Instructions to follow: Where a line contains the string "pump", copy that line.

Task input:
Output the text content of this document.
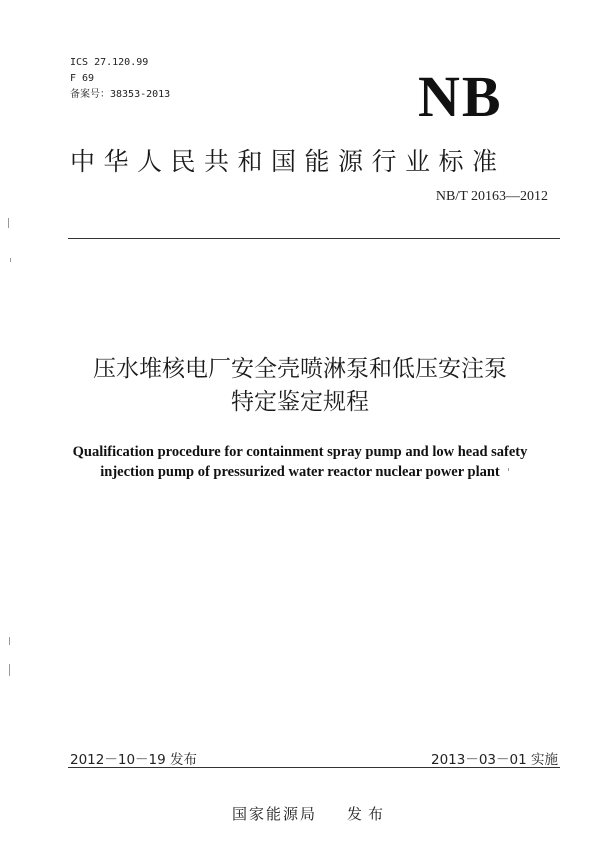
ICS 27.120.99
F 69
备案号：38353-2013	NB
中华人民共和国能源行业标准
NB/T 20163—2012
压水堆核电厂安全壳喷淋泵和低压安注泵
特定鉴定规程
Qualification procedure for containment spray pump and low head safety
injection pump of pressurized water reactor nuclear power plant
2012－10－19 发布	2013－03－01 实施
国家能源局 发布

Full answer:
Qualification procedure for containment spray pump and low head safety
injection pump of pressurized water reactor nuclear power plant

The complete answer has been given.